Problem statement
Find the string "this" in the records. Copy every line it appears in.

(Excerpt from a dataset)
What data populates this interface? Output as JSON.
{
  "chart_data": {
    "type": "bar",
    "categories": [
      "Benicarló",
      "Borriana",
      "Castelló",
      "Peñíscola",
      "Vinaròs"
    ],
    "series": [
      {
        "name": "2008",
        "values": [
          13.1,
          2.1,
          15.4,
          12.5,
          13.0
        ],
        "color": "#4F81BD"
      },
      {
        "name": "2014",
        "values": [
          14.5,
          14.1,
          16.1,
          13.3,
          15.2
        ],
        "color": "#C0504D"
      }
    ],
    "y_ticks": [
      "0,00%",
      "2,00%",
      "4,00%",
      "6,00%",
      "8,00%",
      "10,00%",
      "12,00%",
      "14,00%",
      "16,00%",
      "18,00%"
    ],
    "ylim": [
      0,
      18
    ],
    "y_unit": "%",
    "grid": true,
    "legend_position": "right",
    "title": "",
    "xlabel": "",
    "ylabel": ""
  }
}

...

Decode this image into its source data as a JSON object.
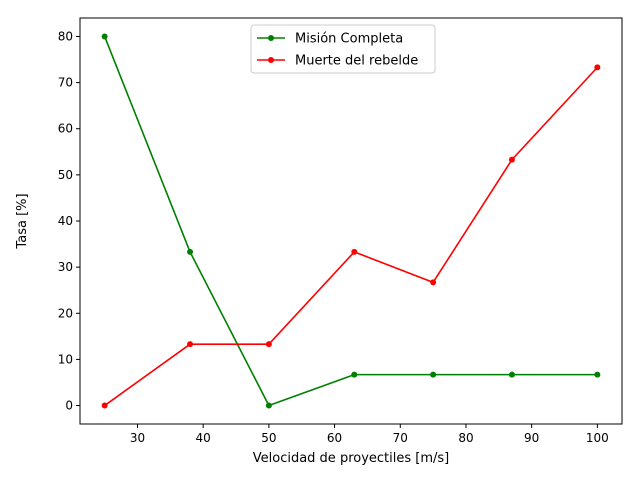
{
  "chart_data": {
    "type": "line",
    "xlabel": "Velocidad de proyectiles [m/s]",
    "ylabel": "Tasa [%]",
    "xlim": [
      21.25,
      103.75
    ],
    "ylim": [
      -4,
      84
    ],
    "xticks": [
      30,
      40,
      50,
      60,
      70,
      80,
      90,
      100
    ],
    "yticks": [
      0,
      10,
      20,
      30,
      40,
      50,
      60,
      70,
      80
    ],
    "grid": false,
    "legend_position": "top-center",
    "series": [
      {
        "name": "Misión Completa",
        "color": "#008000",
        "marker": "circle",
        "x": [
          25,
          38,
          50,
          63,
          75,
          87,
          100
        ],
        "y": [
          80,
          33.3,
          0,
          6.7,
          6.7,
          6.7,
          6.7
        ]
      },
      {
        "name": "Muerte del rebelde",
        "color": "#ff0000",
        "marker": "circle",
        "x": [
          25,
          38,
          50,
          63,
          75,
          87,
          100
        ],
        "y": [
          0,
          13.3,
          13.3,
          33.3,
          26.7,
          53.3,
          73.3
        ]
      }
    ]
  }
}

==

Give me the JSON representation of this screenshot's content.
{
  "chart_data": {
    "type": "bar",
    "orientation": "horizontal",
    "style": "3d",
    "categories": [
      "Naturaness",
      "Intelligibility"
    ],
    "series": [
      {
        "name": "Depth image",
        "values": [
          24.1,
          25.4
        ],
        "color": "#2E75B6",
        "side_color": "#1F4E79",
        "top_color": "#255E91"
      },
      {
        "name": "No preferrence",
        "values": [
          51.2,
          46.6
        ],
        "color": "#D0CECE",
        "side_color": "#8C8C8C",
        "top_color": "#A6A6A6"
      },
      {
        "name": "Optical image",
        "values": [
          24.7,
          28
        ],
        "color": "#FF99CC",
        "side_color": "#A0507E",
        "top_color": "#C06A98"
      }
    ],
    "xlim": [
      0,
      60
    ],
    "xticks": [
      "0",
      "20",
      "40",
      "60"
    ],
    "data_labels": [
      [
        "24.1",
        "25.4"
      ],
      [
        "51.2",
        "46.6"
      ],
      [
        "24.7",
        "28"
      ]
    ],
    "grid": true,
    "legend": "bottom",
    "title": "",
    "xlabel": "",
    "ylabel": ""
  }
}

Complete output
What data populates this interface? Output as JSON.
Decode this image into its source data as a JSON object.
Give me the JSON representation of this screenshot's content.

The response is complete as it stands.